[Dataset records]
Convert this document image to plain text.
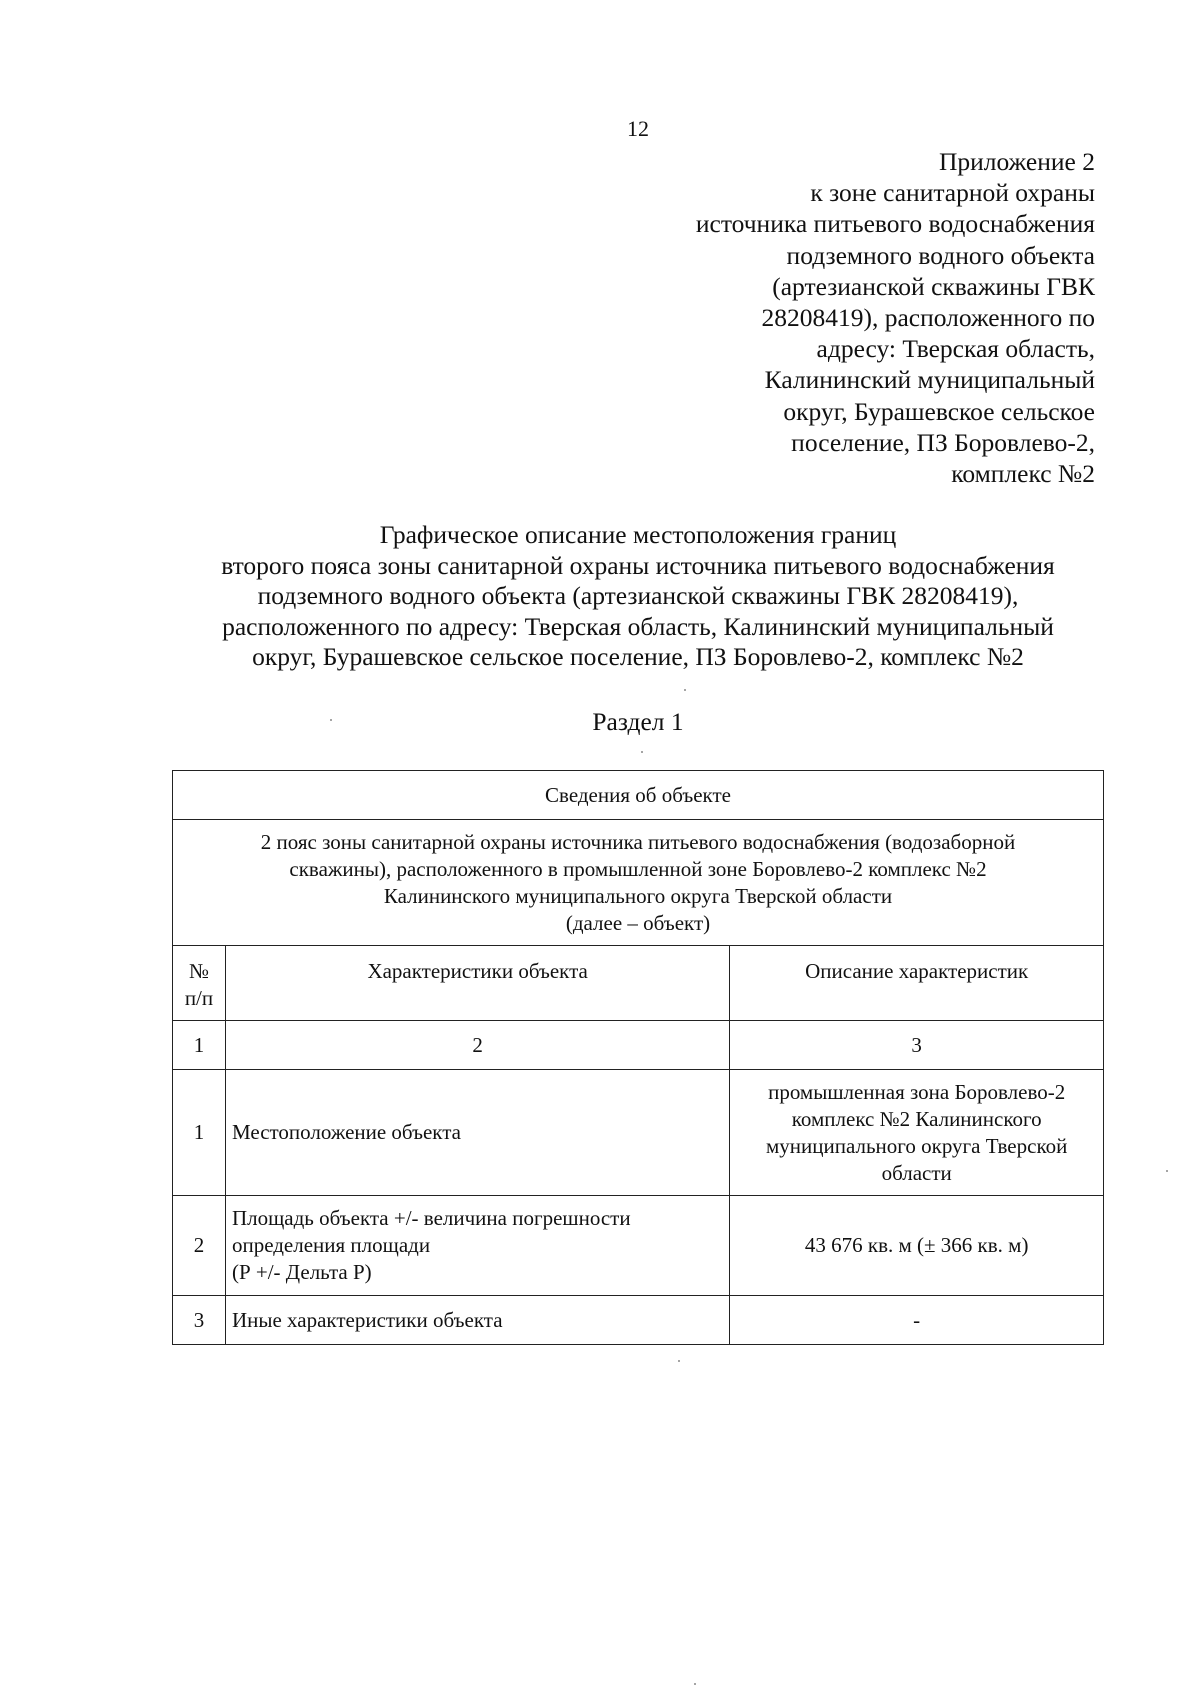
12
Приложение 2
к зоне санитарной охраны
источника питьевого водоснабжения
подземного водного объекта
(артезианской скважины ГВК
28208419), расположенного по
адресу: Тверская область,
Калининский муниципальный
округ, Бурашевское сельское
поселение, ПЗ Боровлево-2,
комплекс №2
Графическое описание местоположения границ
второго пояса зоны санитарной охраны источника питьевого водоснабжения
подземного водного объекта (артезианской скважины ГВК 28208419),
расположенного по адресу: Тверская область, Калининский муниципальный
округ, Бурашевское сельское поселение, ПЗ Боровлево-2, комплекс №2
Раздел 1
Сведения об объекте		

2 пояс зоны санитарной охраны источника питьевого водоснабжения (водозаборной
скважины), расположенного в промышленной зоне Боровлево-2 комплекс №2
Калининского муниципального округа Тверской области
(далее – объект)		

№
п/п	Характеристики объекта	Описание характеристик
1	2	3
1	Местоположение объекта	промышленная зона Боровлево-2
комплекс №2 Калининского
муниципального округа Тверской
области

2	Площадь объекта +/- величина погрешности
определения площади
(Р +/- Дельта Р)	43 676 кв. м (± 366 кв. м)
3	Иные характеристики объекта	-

▶ [Objective]
Copy every record character for character. Skip the pictures.

▶ [The completed task]
Convert this document image to plain text.
12
Приложение 2
к зоне санитарной охраны
источника питьевого водоснабжения
подземного водного объекта
(артезианской скважины ГВК
28208419), расположенного по
адресу: Тверская область,
Калининский муниципальный
округ, Бурашевское сельское
поселение, ПЗ Боровлево-2,
комплекс №2
Графическое описание местоположения границ
второго пояса зоны санитарной охраны источника питьевого водоснабжения
подземного водного объекта (артезианской скважины ГВК 28208419),
расположенного по адресу: Тверская область, Калининский муниципальный
округ, Бурашевское сельское поселение, ПЗ Боровлево-2, комплекс №2
Раздел 1
Сведения об объекте		

2 пояс зоны санитарной охраны источника питьевого водоснабжения (водозаборной
скважины), расположенного в промышленной зоне Боровлево-2 комплекс №2
Калининского муниципального округа Тверской области
(далее – объект)		

№
п/п	Характеристики объекта	Описание характеристик
1	2	3
1	Местоположение объекта	промышленная зона Боровлево-2
комплекс №2 Калининского
муниципального округа Тверской
области

2	Площадь объекта +/- величина погрешности
определения площади
(Р +/- Дельта Р)	43 676 кв. м (± 366 кв. м)
3	Иные характеристики объекта	-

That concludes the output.